- Exercise prompt
In every row below, substitute "year-label" for "x-tick-label" and leave everything else in the rows unchanged.
# START OF Given data
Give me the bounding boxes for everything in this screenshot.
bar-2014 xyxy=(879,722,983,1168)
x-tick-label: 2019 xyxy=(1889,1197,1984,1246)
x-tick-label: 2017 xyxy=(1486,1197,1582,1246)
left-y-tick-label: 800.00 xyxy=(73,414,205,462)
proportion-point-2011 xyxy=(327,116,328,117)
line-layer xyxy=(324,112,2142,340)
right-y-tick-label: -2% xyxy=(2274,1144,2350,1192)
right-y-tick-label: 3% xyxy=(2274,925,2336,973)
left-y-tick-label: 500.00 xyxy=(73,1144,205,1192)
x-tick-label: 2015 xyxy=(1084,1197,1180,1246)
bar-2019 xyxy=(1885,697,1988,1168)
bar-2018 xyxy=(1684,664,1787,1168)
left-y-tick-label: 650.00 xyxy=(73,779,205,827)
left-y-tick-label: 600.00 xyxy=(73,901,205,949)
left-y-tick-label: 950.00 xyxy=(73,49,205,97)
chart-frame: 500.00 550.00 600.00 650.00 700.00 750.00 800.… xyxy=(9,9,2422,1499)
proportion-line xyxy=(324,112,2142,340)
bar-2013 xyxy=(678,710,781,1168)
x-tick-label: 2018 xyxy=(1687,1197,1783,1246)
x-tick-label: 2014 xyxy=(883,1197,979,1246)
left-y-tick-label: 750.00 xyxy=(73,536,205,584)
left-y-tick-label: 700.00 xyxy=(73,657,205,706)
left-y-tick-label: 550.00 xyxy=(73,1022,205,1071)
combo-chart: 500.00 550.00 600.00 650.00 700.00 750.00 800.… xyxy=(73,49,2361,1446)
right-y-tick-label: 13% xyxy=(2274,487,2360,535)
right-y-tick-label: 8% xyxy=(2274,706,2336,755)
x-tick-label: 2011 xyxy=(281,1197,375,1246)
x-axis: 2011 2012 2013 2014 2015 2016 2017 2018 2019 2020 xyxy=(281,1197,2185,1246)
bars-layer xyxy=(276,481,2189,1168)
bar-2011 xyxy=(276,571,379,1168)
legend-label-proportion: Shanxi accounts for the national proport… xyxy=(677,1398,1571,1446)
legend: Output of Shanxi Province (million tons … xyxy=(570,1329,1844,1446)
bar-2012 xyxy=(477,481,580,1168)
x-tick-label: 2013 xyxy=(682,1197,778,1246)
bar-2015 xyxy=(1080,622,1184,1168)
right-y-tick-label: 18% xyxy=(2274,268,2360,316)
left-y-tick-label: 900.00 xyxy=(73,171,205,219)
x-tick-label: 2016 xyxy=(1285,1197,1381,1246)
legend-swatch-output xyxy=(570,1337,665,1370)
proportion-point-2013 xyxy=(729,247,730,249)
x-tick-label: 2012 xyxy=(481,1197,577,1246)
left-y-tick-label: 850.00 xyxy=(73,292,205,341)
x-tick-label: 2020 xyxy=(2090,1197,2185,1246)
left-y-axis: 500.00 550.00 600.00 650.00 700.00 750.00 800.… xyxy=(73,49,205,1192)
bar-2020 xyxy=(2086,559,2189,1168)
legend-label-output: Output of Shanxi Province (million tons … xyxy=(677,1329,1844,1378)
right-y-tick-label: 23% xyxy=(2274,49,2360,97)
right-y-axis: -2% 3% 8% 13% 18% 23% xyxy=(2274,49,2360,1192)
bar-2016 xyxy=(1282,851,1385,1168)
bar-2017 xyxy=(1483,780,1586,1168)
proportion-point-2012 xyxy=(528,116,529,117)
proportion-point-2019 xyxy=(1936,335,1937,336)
# END OF Given data
- Task solution
Give me the bounding boxes for everything in this screenshot.
bar-2014 xyxy=(879,722,983,1168)
year-label: 2019 xyxy=(1889,1197,1984,1246)
year-label: 2017 xyxy=(1486,1197,1582,1246)
left-y-tick-label: 800.00 xyxy=(73,414,205,462)
proportion-point-2011 xyxy=(327,116,328,117)
line-layer xyxy=(324,112,2142,340)
right-y-tick-label: -2% xyxy=(2274,1144,2350,1192)
right-y-tick-label: 3% xyxy=(2274,925,2336,973)
left-y-tick-label: 500.00 xyxy=(73,1144,205,1192)
year-label: 2015 xyxy=(1084,1197,1180,1246)
bar-2019 xyxy=(1885,697,1988,1168)
bar-2018 xyxy=(1684,664,1787,1168)
left-y-tick-label: 650.00 xyxy=(73,779,205,827)
left-y-tick-label: 600.00 xyxy=(73,901,205,949)
left-y-tick-label: 950.00 xyxy=(73,49,205,97)
chart-frame: 500.00 550.00 600.00 650.00 700.00 750.00 800.… xyxy=(9,9,2422,1499)
proportion-line xyxy=(324,112,2142,340)
bar-2013 xyxy=(678,710,781,1168)
year-label: 2018 xyxy=(1687,1197,1783,1246)
year-label: 2014 xyxy=(883,1197,979,1246)
left-y-tick-label: 750.00 xyxy=(73,536,205,584)
left-y-tick-label: 700.00 xyxy=(73,657,205,706)
left-y-tick-label: 550.00 xyxy=(73,1022,205,1071)
combo-chart: 500.00 550.00 600.00 650.00 700.00 750.00 800.… xyxy=(73,49,2361,1446)
right-y-tick-label: 13% xyxy=(2274,487,2360,535)
right-y-tick-label: 8% xyxy=(2274,706,2336,755)
year-label: 2011 xyxy=(281,1197,375,1246)
x-axis: 2011 2012 2013 2014 2015 2016 2017 2018 2019 2020 xyxy=(281,1197,2185,1246)
bars-layer xyxy=(276,481,2189,1168)
bar-2011 xyxy=(276,571,379,1168)
legend-label-proportion: Shanxi accounts for the national proport… xyxy=(677,1398,1571,1446)
legend: Output of Shanxi Province (million tons … xyxy=(570,1329,1844,1446)
bar-2012 xyxy=(477,481,580,1168)
year-label: 2013 xyxy=(682,1197,778,1246)
bar-2015 xyxy=(1080,622,1184,1168)
right-y-tick-label: 18% xyxy=(2274,268,2360,316)
left-y-tick-label: 900.00 xyxy=(73,171,205,219)
year-label: 2016 xyxy=(1285,1197,1381,1246)
legend-swatch-output xyxy=(570,1337,665,1370)
proportion-point-2013 xyxy=(729,247,730,249)
year-label: 2012 xyxy=(481,1197,577,1246)
left-y-tick-label: 850.00 xyxy=(73,292,205,341)
year-label: 2020 xyxy=(2090,1197,2185,1246)
left-y-axis: 500.00 550.00 600.00 650.00 700.00 750.00 800.… xyxy=(73,49,205,1192)
bar-2020 xyxy=(2086,559,2189,1168)
legend-label-output: Output of Shanxi Province (million tons … xyxy=(677,1329,1844,1378)
right-y-tick-label: 23% xyxy=(2274,49,2360,97)
right-y-axis: -2% 3% 8% 13% 18% 23% xyxy=(2274,49,2360,1192)
bar-2016 xyxy=(1282,851,1385,1168)
bar-2017 xyxy=(1483,780,1586,1168)
proportion-point-2012 xyxy=(528,116,529,117)
proportion-point-2019 xyxy=(1936,335,1937,336)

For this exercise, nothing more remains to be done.